-------- Page excerpt --------
CleanCore’s ANEEL Fuel Passes 60 GWd/MTU in Idaho Test Reactor
CleanCore’s ANEEL fuel cleared 60 GWd/MTU in Idaho, pushing thorium-HALEU closer to longer cycles and lower fuel and waste costs for CANDU-class reactors.
Clean Core Thorium Energy has pushed its ANEEL fuel past 60 GWd/MTU in Idaho National Laboratory’s Advanced Test Reactor, a result that matters because it moves the thorium-HALEU concept from promising test article toward a fuel option with real deployment economics. For pressurized heavy water reactors and CANDU units, higher burnup can mean longer operating cycles, fewer refueling stops, and less spent fuel per unit of electricity, all without major reactor changes.
-------- Information given --------
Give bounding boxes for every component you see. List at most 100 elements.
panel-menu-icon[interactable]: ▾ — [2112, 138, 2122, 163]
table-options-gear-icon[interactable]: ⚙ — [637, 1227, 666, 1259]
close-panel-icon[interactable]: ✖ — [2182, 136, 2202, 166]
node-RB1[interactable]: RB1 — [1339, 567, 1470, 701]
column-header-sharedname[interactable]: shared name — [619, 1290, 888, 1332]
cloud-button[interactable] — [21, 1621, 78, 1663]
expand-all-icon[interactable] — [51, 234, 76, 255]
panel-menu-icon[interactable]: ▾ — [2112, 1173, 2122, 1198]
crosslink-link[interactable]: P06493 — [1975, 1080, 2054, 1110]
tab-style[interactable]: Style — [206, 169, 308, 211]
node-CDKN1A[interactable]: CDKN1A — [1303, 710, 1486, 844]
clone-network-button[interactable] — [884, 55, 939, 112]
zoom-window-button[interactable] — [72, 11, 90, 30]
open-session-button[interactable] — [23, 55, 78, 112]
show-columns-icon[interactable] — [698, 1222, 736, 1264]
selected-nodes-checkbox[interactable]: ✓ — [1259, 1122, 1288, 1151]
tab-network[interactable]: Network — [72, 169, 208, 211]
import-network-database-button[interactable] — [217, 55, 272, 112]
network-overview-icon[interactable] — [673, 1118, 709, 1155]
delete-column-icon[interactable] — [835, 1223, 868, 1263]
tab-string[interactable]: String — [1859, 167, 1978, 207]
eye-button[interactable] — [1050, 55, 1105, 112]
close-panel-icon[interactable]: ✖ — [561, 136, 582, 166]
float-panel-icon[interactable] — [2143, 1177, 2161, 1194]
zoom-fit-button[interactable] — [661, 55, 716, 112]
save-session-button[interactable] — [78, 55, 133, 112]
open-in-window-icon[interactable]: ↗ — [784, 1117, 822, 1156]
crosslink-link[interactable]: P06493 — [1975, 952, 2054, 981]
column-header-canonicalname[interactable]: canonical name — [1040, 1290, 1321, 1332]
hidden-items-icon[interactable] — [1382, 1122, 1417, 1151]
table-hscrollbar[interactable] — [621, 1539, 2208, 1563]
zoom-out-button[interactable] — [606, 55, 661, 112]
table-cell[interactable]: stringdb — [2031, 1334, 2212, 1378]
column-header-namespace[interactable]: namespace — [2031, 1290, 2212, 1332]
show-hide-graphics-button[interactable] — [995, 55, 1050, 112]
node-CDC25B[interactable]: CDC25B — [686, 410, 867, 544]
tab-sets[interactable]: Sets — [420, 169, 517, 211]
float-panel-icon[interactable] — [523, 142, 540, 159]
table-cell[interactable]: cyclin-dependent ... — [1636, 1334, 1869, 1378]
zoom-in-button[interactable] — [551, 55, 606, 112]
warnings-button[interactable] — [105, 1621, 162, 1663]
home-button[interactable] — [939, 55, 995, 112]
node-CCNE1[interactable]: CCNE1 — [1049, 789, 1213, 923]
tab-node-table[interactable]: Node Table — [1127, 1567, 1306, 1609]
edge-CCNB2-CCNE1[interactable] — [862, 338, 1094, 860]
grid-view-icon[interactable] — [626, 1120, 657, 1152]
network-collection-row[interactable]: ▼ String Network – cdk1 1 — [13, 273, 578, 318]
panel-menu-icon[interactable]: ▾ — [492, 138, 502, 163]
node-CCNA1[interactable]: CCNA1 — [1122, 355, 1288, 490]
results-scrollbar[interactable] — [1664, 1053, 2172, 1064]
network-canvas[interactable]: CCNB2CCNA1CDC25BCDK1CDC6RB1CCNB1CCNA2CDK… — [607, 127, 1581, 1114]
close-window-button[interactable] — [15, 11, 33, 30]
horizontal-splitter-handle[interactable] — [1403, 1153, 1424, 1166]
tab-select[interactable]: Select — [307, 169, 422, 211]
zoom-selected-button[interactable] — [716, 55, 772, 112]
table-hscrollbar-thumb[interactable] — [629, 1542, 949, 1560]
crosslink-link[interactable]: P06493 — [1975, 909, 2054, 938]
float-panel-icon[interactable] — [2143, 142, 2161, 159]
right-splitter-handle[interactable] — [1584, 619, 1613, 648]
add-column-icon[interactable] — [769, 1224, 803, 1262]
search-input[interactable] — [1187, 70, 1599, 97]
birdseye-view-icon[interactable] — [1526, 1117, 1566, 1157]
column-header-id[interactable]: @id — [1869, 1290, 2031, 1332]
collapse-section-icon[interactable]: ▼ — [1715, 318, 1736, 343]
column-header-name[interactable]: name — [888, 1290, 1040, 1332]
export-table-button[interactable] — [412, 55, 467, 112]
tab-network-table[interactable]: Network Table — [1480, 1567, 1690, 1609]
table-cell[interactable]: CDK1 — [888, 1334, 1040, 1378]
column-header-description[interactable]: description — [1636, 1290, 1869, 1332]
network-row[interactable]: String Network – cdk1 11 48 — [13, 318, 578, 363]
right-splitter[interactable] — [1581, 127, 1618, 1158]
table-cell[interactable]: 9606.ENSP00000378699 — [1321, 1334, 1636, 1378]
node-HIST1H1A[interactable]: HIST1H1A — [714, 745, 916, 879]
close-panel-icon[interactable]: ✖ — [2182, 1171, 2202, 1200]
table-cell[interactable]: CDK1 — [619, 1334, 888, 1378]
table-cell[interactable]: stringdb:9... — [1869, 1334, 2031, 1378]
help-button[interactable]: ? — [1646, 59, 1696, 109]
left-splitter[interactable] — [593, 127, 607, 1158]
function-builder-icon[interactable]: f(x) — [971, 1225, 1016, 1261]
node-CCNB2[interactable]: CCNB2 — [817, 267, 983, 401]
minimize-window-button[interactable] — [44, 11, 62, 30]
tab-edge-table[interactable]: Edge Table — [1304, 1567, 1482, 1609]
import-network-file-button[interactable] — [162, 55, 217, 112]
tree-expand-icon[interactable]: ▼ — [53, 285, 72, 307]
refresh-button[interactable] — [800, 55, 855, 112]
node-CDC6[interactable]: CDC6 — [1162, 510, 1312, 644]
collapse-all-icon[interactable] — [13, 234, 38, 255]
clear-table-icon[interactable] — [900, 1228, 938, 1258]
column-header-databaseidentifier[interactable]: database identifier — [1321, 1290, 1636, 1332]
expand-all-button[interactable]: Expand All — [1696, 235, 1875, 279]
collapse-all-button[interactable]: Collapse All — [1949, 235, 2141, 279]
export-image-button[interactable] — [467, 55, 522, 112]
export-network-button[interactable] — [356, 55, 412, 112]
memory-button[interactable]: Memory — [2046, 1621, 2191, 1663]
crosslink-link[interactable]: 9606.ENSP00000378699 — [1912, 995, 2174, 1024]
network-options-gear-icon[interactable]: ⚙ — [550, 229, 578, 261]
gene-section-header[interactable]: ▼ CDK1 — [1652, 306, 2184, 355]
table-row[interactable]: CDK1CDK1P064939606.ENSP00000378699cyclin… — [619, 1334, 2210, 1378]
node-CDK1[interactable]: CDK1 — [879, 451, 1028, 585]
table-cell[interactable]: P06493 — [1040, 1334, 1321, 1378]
--------
§ What you need to do:
(a) Summarize the ANEEL fuel article in two sentences.
(b) Continue the ANEEL fuel article from its final sentence.
The rows are not needed for what follows.

§ Answers provided:
(a) Clean Core Thorium Energy's ANEEL fuel has passed 60 GWd/MTU in Idaho National Laboratory's Advanced Test Reactor, moving the thorium-HALEU concept from a promising test article toward a fuel option with real deployment economics. For pressurized heavy water reactors and CANDU units, higher burnup can mean longer operating cycles, fewer refueling stops, and less spent fuel per unit of electricity, all without major reactor changes.

(b)
The milestone came from the final set of irradiation capsules in an ATR campaign built around 12 ANEEL fuel rodlets loaded in May 2024. Clean Core designed the program around three burnup targets, 20, 40 and 60 GWd/MTU, and said the last four rodlets have now reached the highest mark after the first eight already surpassed the lower targets. The company said the full irradiation run finished in less than two years, giving it reactor-condition performance data much faster than a commercial deployment path would normally allow.
Mehul Shah, Clean Core’s founder and chief executive, said clearing 60 GWd/MTU in the ATR is an important milestone for the ANEEL program and that the campaign shows thorium-HALEU fuel can reach burnup levels comparable to pressurized water reactor fuels while improving fuel utilization, safety and proliferation resistance. Clean Core says ANEEL combines thorium with high-assay low-enriched uranium and is intended as a once-through fuel cycle for PHWRs and CANDU reactors, with the potential to cut operating costs and spent-fuel volumes.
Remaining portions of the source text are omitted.